**Instructions for the task**. Each entry below is to be duplicated verbatim.

[Saved data entries]
-=-=-

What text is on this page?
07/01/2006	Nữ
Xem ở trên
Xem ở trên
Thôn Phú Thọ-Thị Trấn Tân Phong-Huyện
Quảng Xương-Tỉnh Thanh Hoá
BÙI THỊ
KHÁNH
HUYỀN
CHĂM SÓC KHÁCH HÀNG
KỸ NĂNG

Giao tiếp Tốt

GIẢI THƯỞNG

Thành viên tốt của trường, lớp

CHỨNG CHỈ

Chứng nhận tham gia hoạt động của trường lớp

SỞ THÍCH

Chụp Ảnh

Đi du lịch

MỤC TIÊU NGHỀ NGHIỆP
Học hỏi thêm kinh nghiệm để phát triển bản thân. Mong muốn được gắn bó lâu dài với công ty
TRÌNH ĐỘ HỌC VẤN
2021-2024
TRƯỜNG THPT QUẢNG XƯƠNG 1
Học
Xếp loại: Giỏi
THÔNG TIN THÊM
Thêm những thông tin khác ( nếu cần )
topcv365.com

-=-=-

**The result**.
What text is on this page?
07/01/2006	Nữ
Xem ở trên
Xem ở trên
Thôn Phú Thọ-Thị Trấn Tân Phong-Huyện
Quảng Xương-Tỉnh Thanh Hoá
BÙI THỊ
KHÁNH
HUYỀN
CHĂM SÓC KHÁCH HÀNG
KỸ NĂNG

Giao tiếp Tốt

GIẢI THƯỞNG

Thành viên tốt của trường, lớp

CHỨNG CHỈ

Chứng nhận tham gia hoạt động của trường lớp

SỞ THÍCH

Chụp Ảnh

Đi du lịch

MỤC TIÊU NGHỀ NGHIỆP
Học hỏi thêm kinh nghiệm để phát triển bản thân. Mong muốn được gắn bó lâu dài với công ty
TRÌNH ĐỘ HỌC VẤN
2021-2024
TRƯỜNG THPT QUẢNG XƯƠNG 1
Học
Xếp loại: Giỏi
THÔNG TIN THÊM
Thêm những thông tin khác ( nếu cần )
topcv365.com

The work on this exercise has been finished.